Input:
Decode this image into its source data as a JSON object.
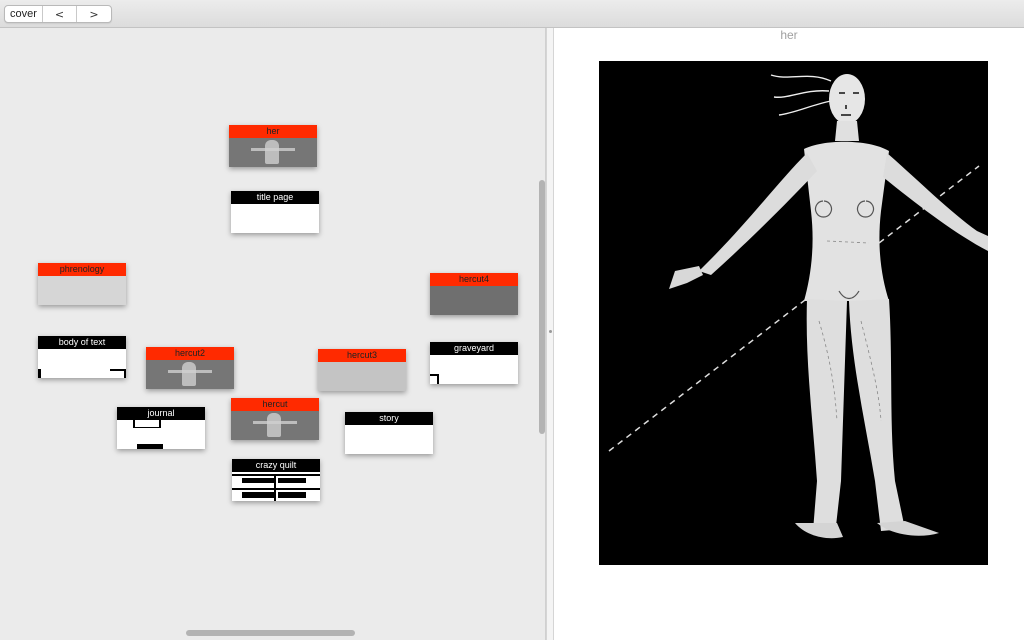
{
  "toolbar": {
    "title": "cover",
    "back_label": "<",
    "forward_label": ">"
  },
  "canvas": {
    "nodes": [
      {
        "id": "her",
        "label": "her",
        "kind": "image"
      },
      {
        "id": "title-page",
        "label": "title page",
        "kind": "text"
      },
      {
        "id": "phrenology",
        "label": "phrenology",
        "kind": "image"
      },
      {
        "id": "hercut4",
        "label": "hercut4",
        "kind": "image"
      },
      {
        "id": "body-of-text",
        "label": "body of text",
        "kind": "text"
      },
      {
        "id": "hercut2",
        "label": "hercut2",
        "kind": "image"
      },
      {
        "id": "hercut3",
        "label": "hercut3",
        "kind": "image"
      },
      {
        "id": "graveyard",
        "label": "graveyard",
        "kind": "text"
      },
      {
        "id": "journal",
        "label": "journal",
        "kind": "text"
      },
      {
        "id": "hercut",
        "label": "hercut",
        "kind": "image"
      },
      {
        "id": "story",
        "label": "story",
        "kind": "text"
      },
      {
        "id": "crazy-quilt",
        "label": "crazy quilt",
        "kind": "text"
      }
    ]
  },
  "preview": {
    "title": "her"
  },
  "colors": {
    "image_node_header": "#ff2a00",
    "text_node_header": "#000000",
    "canvas_background": "#ebebeb"
  },
  "icons": {
    "back": "chevron-left-icon",
    "forward": "chevron-right-icon"
  }
}
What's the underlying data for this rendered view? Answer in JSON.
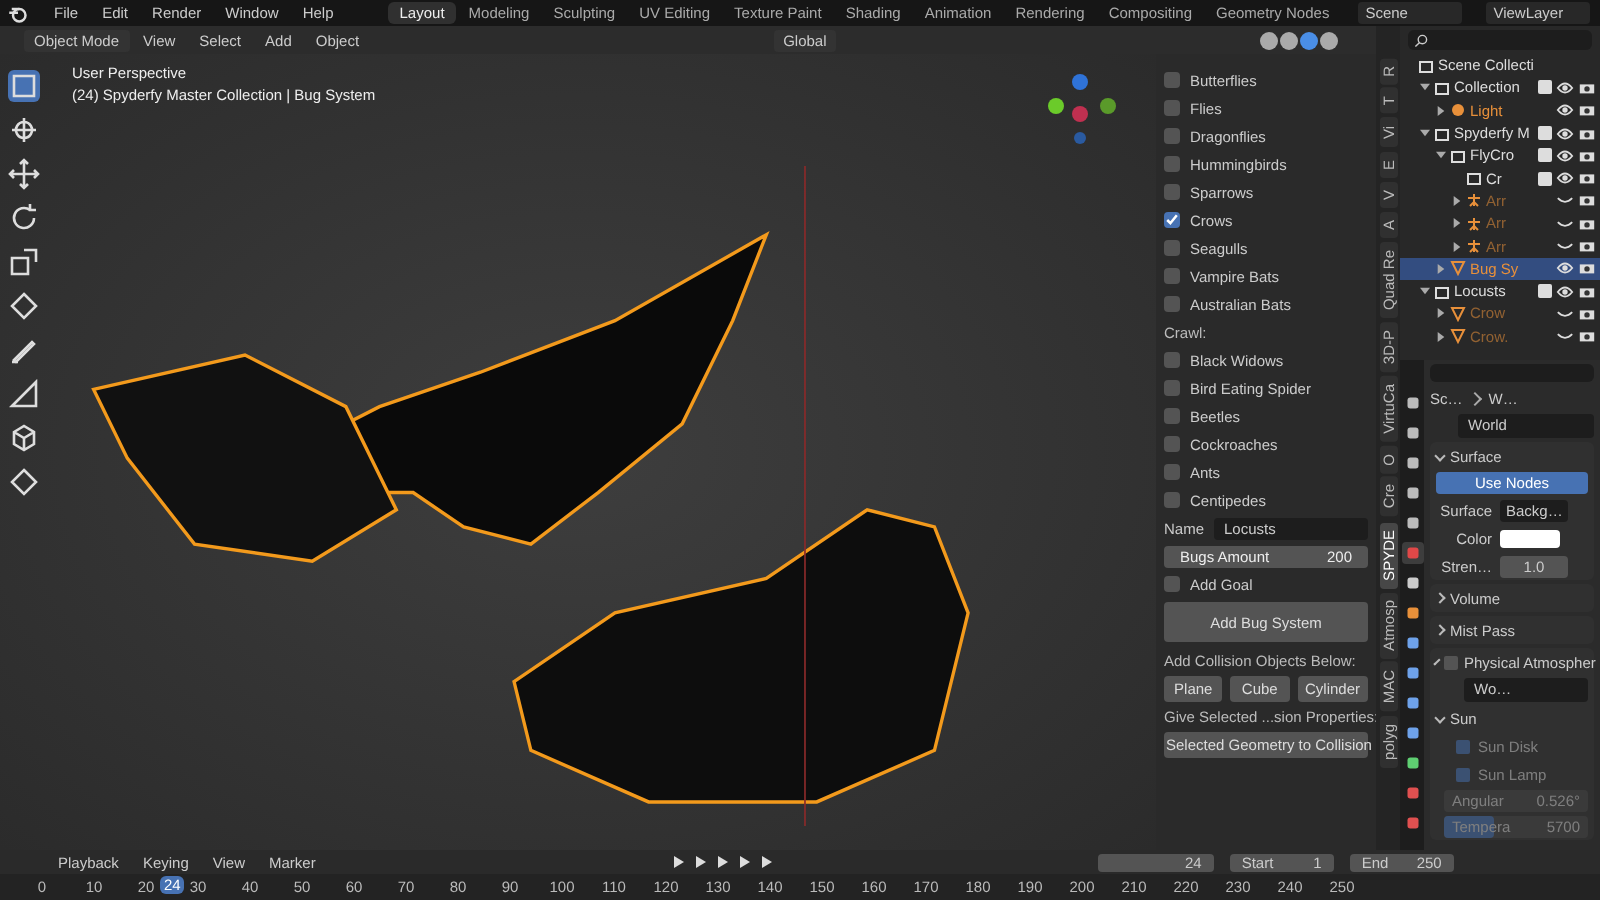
{
  "top_bar": {
    "menus": [
      "File",
      "Edit",
      "Render",
      "Window",
      "Help"
    ],
    "workspaces": [
      {
        "label": "Layout",
        "selected": true
      },
      {
        "label": "Modeling",
        "selected": false
      },
      {
        "label": "Sculpting",
        "selected": false
      },
      {
        "label": "UV Editing",
        "selected": false
      },
      {
        "label": "Texture Paint",
        "selected": false
      },
      {
        "label": "Shading",
        "selected": false
      },
      {
        "label": "Animation",
        "selected": false
      },
      {
        "label": "Rendering",
        "selected": false
      },
      {
        "label": "Compositing",
        "selected": false
      },
      {
        "label": "Geometry Nodes",
        "selected": false
      }
    ],
    "scene": "Scene",
    "view_layer": "ViewLayer"
  },
  "viewport": {
    "mode": "Object Mode",
    "menus": [
      "View",
      "Select",
      "Add",
      "Object"
    ],
    "orientation": "Global",
    "shading_modes": [
      {
        "selected": false
      },
      {
        "selected": false
      },
      {
        "selected": true
      },
      {
        "selected": false
      }
    ],
    "tools": [
      {
        "kind": "select",
        "selected": true
      },
      {
        "kind": "cursor",
        "selected": false
      },
      {
        "kind": "move",
        "selected": false
      },
      {
        "kind": "rotate",
        "selected": false
      },
      {
        "kind": "scale",
        "selected": false
      },
      {
        "kind": "transform",
        "selected": false
      },
      {
        "kind": "annotate",
        "selected": false
      },
      {
        "kind": "measure",
        "selected": false
      },
      {
        "kind": "cube",
        "selected": false
      },
      {
        "kind": "transform",
        "selected": false
      }
    ],
    "info": [
      "User Perspective",
      "(24) Spyderfy Master Collection | Bug System"
    ]
  },
  "n_panel": {
    "rows": [
      {
        "kind": "checkbox",
        "label": "Butterflies",
        "checked": false
      },
      {
        "kind": "checkbox",
        "label": "Flies",
        "checked": false
      },
      {
        "kind": "checkbox",
        "label": "Dragonflies",
        "checked": false
      },
      {
        "kind": "checkbox",
        "label": "Hummingbirds",
        "checked": false
      },
      {
        "kind": "checkbox",
        "label": "Sparrows",
        "checked": false
      },
      {
        "kind": "checkbox",
        "label": "Crows",
        "checked": true
      },
      {
        "kind": "checkbox",
        "label": "Seagulls",
        "checked": false
      },
      {
        "kind": "checkbox",
        "label": "Vampire Bats",
        "checked": false
      },
      {
        "kind": "checkbox",
        "label": "Australian Bats",
        "checked": false
      },
      {
        "kind": "label",
        "label": "Crawl:"
      },
      {
        "kind": "checkbox",
        "label": "Black Widows",
        "checked": false
      },
      {
        "kind": "checkbox",
        "label": "Bird Eating Spider",
        "checked": false
      },
      {
        "kind": "checkbox",
        "label": "Beetles",
        "checked": false
      },
      {
        "kind": "checkbox",
        "label": "Cockroaches",
        "checked": false
      },
      {
        "kind": "checkbox",
        "label": "Ants",
        "checked": false
      },
      {
        "kind": "checkbox",
        "label": "Centipedes",
        "checked": false
      },
      {
        "kind": "field",
        "label": "Name",
        "value": "Locusts"
      },
      {
        "kind": "number",
        "label": "Bugs Amount",
        "value": "200"
      },
      {
        "kind": "checkbox",
        "label": "Add Goal",
        "checked": false
      },
      {
        "kind": "big_button",
        "label": "Add Bug System"
      },
      {
        "kind": "label",
        "label": "Add Collision Objects Below:"
      },
      {
        "kind": "buttons",
        "labels": [
          "Plane",
          "Cube",
          "Cylinder"
        ]
      },
      {
        "kind": "label",
        "label": "Give Selected ...sion Properties:"
      },
      {
        "kind": "button",
        "label": "Selected Geometry to Collision"
      }
    ]
  },
  "side_tabs": [
    {
      "label": "R",
      "selected": false
    },
    {
      "label": "T",
      "selected": false
    },
    {
      "label": "Vi",
      "selected": false
    },
    {
      "label": "E",
      "selected": false
    },
    {
      "label": "V",
      "selected": false
    },
    {
      "label": "A",
      "selected": false
    },
    {
      "label": "Quad Re",
      "selected": false
    },
    {
      "label": "3D-P",
      "selected": false
    },
    {
      "label": "VirtuCa",
      "selected": false
    },
    {
      "label": "O",
      "selected": false
    },
    {
      "label": "Cre",
      "selected": false
    },
    {
      "label": "SPYDE",
      "selected": true
    },
    {
      "label": "Atmosp",
      "selected": false
    },
    {
      "label": "MAC",
      "selected": false
    },
    {
      "label": "polyg",
      "selected": false
    }
  ],
  "outliner": {
    "items": [
      {
        "name": "Scene Collecti",
        "kind": "collection",
        "children": [
          {
            "name": "Collection",
            "kind": "collection",
            "expanded": true,
            "checked": true,
            "visible": true,
            "selected": false,
            "children": [
              {
                "name": "Light",
                "kind": "light",
                "expanded": false,
                "visible": true,
                "selected": false
              }
            ]
          },
          {
            "name": "Spyderfy M",
            "kind": "collection",
            "expanded": true,
            "checked": true,
            "visible": true,
            "selected": false,
            "children": [
              {
                "name": "FlyCro",
                "kind": "collection",
                "expanded": true,
                "checked": true,
                "visible": true,
                "selected": false,
                "children": [
                  {
                    "name": "Cr",
                    "kind": "collection",
                    "checked": true,
                    "visible": true,
                    "selected": false
                  },
                  {
                    "name": "Arr",
                    "kind": "armature",
                    "expanded": false,
                    "visible": false,
                    "selected": false
                  },
                  {
                    "name": "Arr",
                    "kind": "armature",
                    "expanded": false,
                    "visible": false,
                    "selected": false
                  },
                  {
                    "name": "Arr",
                    "kind": "armature",
                    "expanded": false,
                    "visible": false,
                    "selected": false
                  }
                ]
              },
              {
                "name": "Bug Sy",
                "kind": "bug",
                "expanded": false,
                "visible": true,
                "selected": true
              }
            ]
          },
          {
            "name": "Locusts",
            "kind": "collection",
            "expanded": true,
            "checked": true,
            "visible": true,
            "selected": false,
            "children": [
              {
                "name": "Crow",
                "kind": "bug",
                "expanded": false,
                "visible": false,
                "selected": false
              },
              {
                "name": "Crow.",
                "kind": "bug",
                "expanded": false,
                "visible": false,
                "selected": false
              }
            ]
          }
        ]
      }
    ]
  },
  "properties": {
    "tabs": [
      {
        "kind": "tool",
        "selected": false
      },
      {
        "kind": "render",
        "selected": false
      },
      {
        "kind": "output",
        "selected": false
      },
      {
        "kind": "view_layer",
        "selected": false
      },
      {
        "kind": "scene",
        "selected": false
      },
      {
        "kind": "world",
        "selected": true
      },
      {
        "kind": "collection",
        "selected": false
      },
      {
        "kind": "object",
        "selected": false
      },
      {
        "kind": "modifier",
        "selected": false
      },
      {
        "kind": "particles",
        "selected": false
      },
      {
        "kind": "physics",
        "selected": false
      },
      {
        "kind": "constraint",
        "selected": false
      },
      {
        "kind": "data",
        "selected": false
      },
      {
        "kind": "material",
        "selected": false
      },
      {
        "kind": "texture",
        "selected": false
      }
    ],
    "breadcrumb": [
      "Sc…",
      "W…"
    ],
    "world": "World",
    "surface": {
      "title": "Surface",
      "expanded": true,
      "use_nodes": "Use Nodes",
      "surface_label": "Surface",
      "surface_value": "Backg…",
      "color_label": "Color",
      "color": "#ffffff",
      "strength_label": "Stren…",
      "strength": "1.0"
    },
    "collapsed_panels": [
      {
        "title": "Volume",
        "expanded": false
      },
      {
        "title": "Mist Pass",
        "expanded": false
      }
    ],
    "atmosphere": {
      "title": "Physical Atmospher",
      "expanded": true,
      "checked": false,
      "world": "Wo…",
      "sun": {
        "title": "Sun",
        "expanded": true,
        "options": [
          {
            "label": "Sun Disk",
            "checked": true
          },
          {
            "label": "Sun Lamp",
            "checked": true
          }
        ],
        "fields": [
          {
            "label": "Angular",
            "value": "0.526°"
          },
          {
            "label": "Tempera",
            "value": "5700",
            "level": 0.35
          }
        ]
      }
    }
  },
  "timeline": {
    "menus": [
      "Playback",
      "Keying",
      "View",
      "Marker"
    ],
    "frame": "24",
    "start_label": "Start",
    "start": "1",
    "end_label": "End",
    "end": "250",
    "ticks": [
      "0",
      "10",
      "20",
      "30",
      "40",
      "50",
      "60",
      "70",
      "80",
      "90",
      "100",
      "110",
      "120",
      "130",
      "140",
      "150",
      "160",
      "170",
      "180",
      "190",
      "200",
      "210",
      "220",
      "230",
      "240",
      "250"
    ],
    "current": "24"
  }
}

What is asked: Scan the records above for the string "data", then select every line that holds it.

Full answer:
Decode this image into its source data as a JSON object.
What's the underlying data for this rendered view? Answer in JSON.
        "kind": "data",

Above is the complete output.